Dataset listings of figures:
[start]

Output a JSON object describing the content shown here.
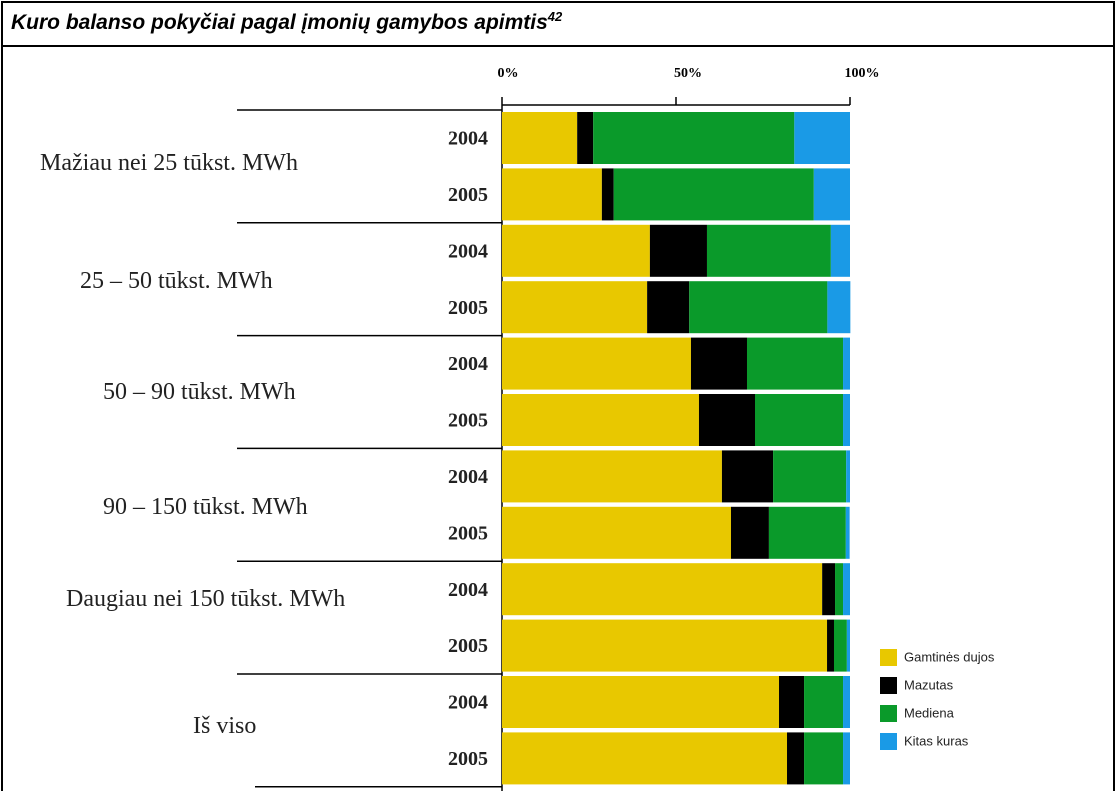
{
  "title": "Kuro balanso pokyčiai pagal įmonių gamybos apimtis",
  "footnote": "42",
  "chart_data": {
    "type": "stacked-barh",
    "groups": [
      "Mažiau nei 25 tūkst. MWh",
      "25 – 50 tūkst. MWh",
      "50 – 90 tūkst. MWh",
      "90 – 150 tūkst. MWh",
      "Daugiau nei 150 tūkst. MWh",
      "Iš viso"
    ],
    "categories": [
      "2004",
      "2005",
      "2004",
      "2005",
      "2004",
      "2005",
      "2004",
      "2005",
      "2004",
      "2005",
      "2004",
      "2005"
    ],
    "series": [
      {
        "name": "Gamtinės dujos",
        "color": "#e8c800",
        "values": [
          21.6,
          28.7,
          42.5,
          41.7,
          54.3,
          56.6,
          63.2,
          65.8,
          92.0,
          93.4,
          79.6,
          81.9
        ]
      },
      {
        "name": "Mazutas",
        "color": "#000000",
        "values": [
          4.6,
          3.4,
          16.4,
          12.1,
          16.1,
          16.1,
          14.7,
          10.9,
          3.7,
          2.0,
          7.2,
          4.9
        ]
      },
      {
        "name": "Mediena",
        "color": "#0a9a2a",
        "values": [
          57.8,
          57.5,
          35.6,
          39.7,
          27.6,
          25.3,
          21.0,
          22.1,
          2.3,
          3.7,
          11.2,
          11.2
        ]
      },
      {
        "name": "Kitas kuras",
        "color": "#1a9ae6",
        "values": [
          16.0,
          10.4,
          5.5,
          6.6,
          2.0,
          2.0,
          1.1,
          1.1,
          2.0,
          0.9,
          2.0,
          2.0
        ]
      }
    ],
    "xlim": [
      0,
      100
    ],
    "xticks": [
      {
        "value": 0,
        "label": "0%"
      },
      {
        "value": 50,
        "label": "50%"
      },
      {
        "value": 100,
        "label": "100%"
      }
    ]
  }
}
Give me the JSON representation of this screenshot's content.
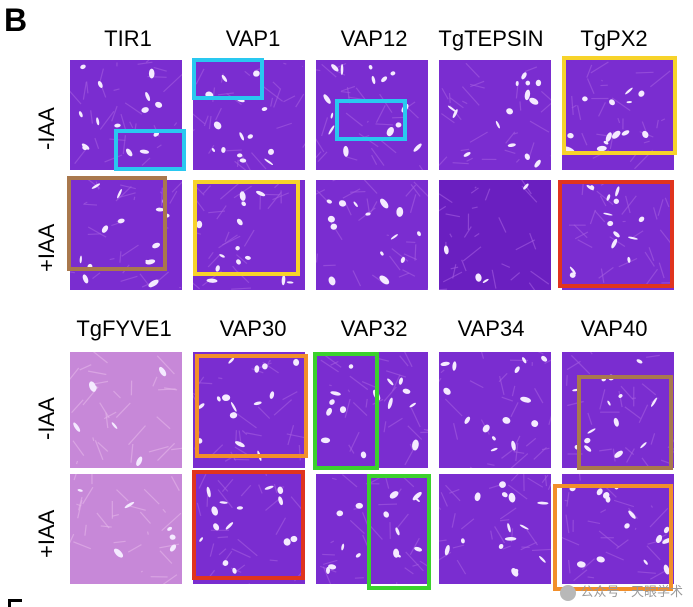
{
  "panel": {
    "letter": "B",
    "top_block": {
      "columns": [
        "TIR1",
        "VAP1",
        "VAP12",
        "TgTEPSIN",
        "TgPX2"
      ],
      "rows": [
        "-IAA",
        "+IAA"
      ]
    },
    "bottom_block": {
      "columns": [
        "TgFYVE1",
        "VAP30",
        "VAP32",
        "VAP34",
        "VAP40"
      ],
      "rows": [
        "-IAA",
        "+IAA"
      ]
    }
  },
  "highlight_colors": {
    "cyan": "#29c8f0",
    "yellow": "#f7d32a",
    "brown": "#a9784d",
    "red": "#e0341e",
    "orange": "#f28f2a",
    "green": "#3bd12c"
  },
  "tile_colors": {
    "normal": "#7a2dd0",
    "dense": "#6a1fc0",
    "pink": "#c788d8"
  },
  "watermark": {
    "text": "公众号 · 天眼学术"
  }
}
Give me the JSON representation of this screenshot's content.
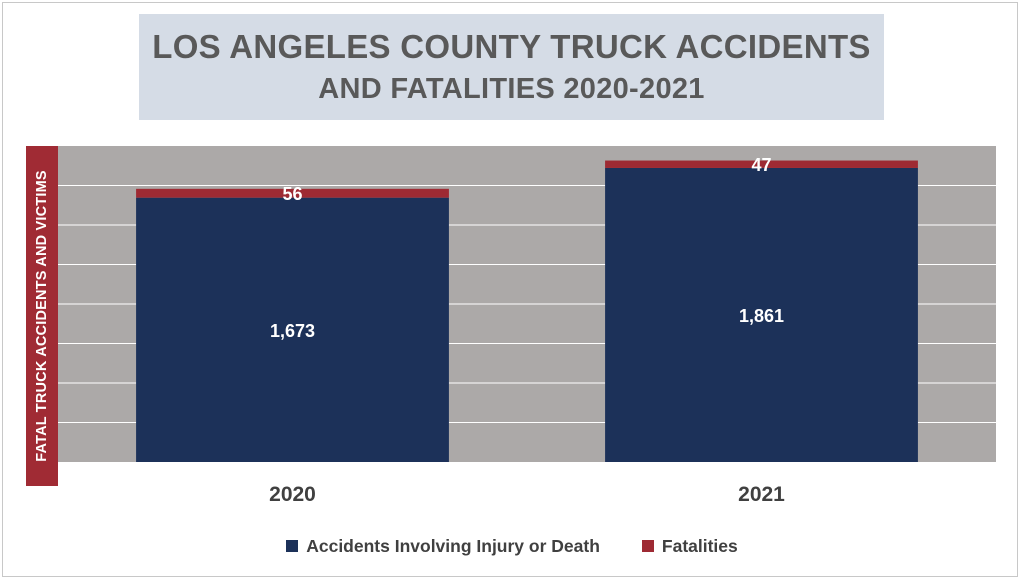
{
  "chart_data": {
    "type": "bar",
    "stacked": true,
    "title": "LOS ANGELES COUNTY TRUCK ACCIDENTS",
    "subtitle": "AND FATALITIES 2020-2021",
    "xlabel": "",
    "ylabel": "FATAL TRUCK ACCIDENTS AND VICTIMS",
    "ylim": [
      0,
      2000
    ],
    "grid": true,
    "legend_position": "bottom",
    "categories": [
      "2020",
      "2021"
    ],
    "series": [
      {
        "name": "Accidents Involving Injury or Death",
        "values": [
          1673,
          1861
        ],
        "labels": [
          "1,673",
          "1,861"
        ],
        "color": "#1c3159"
      },
      {
        "name": "Fatalities",
        "values": [
          56,
          47
        ],
        "labels": [
          "56",
          "47"
        ],
        "color": "#9e2a33"
      }
    ],
    "colors": {
      "plot_background": "#aca9a8",
      "gridline": "#ffffff",
      "title_background": "#d5dce6",
      "ylabel_background": "#a02b34"
    }
  }
}
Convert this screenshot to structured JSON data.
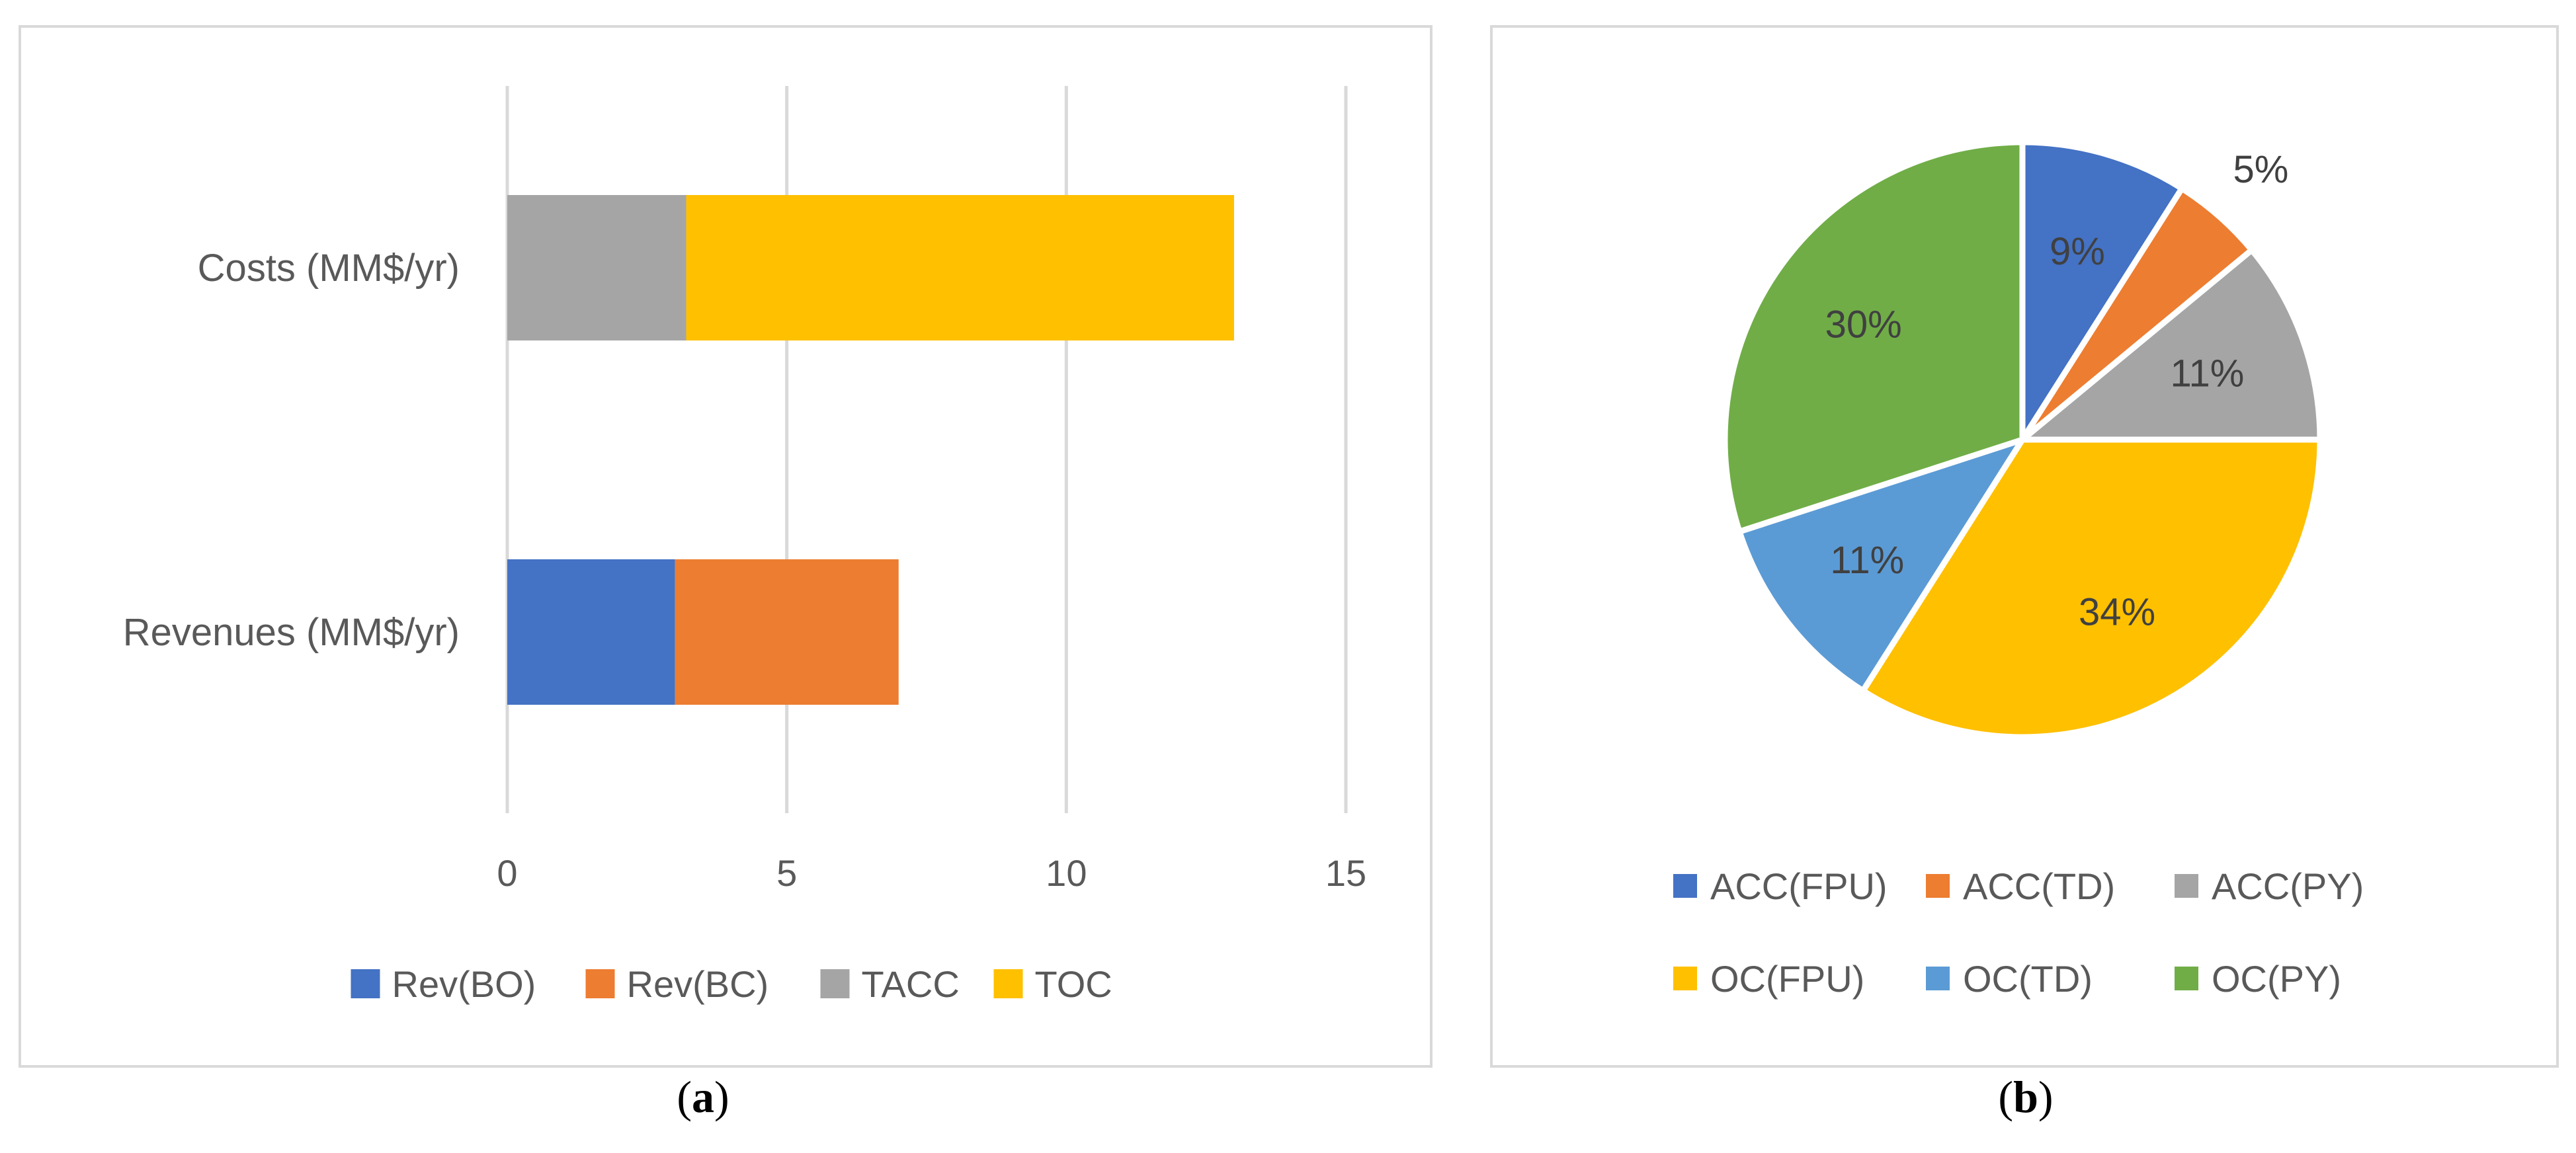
{
  "chart_data": [
    {
      "type": "bar",
      "orientation": "horizontal",
      "stacked": true,
      "categories": [
        "Revenues (MM$/yr)",
        "Costs (MM$/yr)"
      ],
      "series": [
        {
          "name": "Rev(BO)",
          "color": "#4472C4",
          "values": [
            3.0,
            0
          ]
        },
        {
          "name": "Rev(BC)",
          "color": "#ED7D31",
          "values": [
            4.0,
            0
          ]
        },
        {
          "name": "TACC",
          "color": "#A5A5A5",
          "values": [
            0,
            3.2
          ]
        },
        {
          "name": "TOC",
          "color": "#FFC000",
          "values": [
            0,
            9.8
          ]
        }
      ],
      "xlim": [
        0,
        15
      ],
      "xticks": [
        "0",
        "5",
        "10",
        "15"
      ],
      "grid": true,
      "legend": "bottom",
      "caption_letter": "a"
    },
    {
      "type": "pie",
      "slices": [
        {
          "name": "ACC(FPU)",
          "value": 9,
          "label": "9%",
          "color": "#4472C4"
        },
        {
          "name": "ACC(TD)",
          "value": 5,
          "label": "5%",
          "color": "#ED7D31"
        },
        {
          "name": "ACC(PY)",
          "value": 11,
          "label": "11%",
          "color": "#A5A5A5"
        },
        {
          "name": "OC(FPU)",
          "value": 34,
          "label": "34%",
          "color": "#FFC000"
        },
        {
          "name": "OC(TD)",
          "value": 11,
          "label": "11%",
          "color": "#5B9BD5"
        },
        {
          "name": "OC(PY)",
          "value": 30,
          "label": "30%",
          "color": "#70AD47"
        }
      ],
      "legend": "bottom",
      "caption_letter": "b"
    }
  ]
}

[end]

Show the lines of the data that hold the word "tūkst".

**EXERCISE SOLUTION:**
      "Mažiau nei 25 tūkst. MWh",
      "25 – 50 tūkst. MWh",
      "50 – 90 tūkst. MWh",
      "90 – 150 tūkst. MWh",
      "Daugiau nei 150 tūkst. MWh",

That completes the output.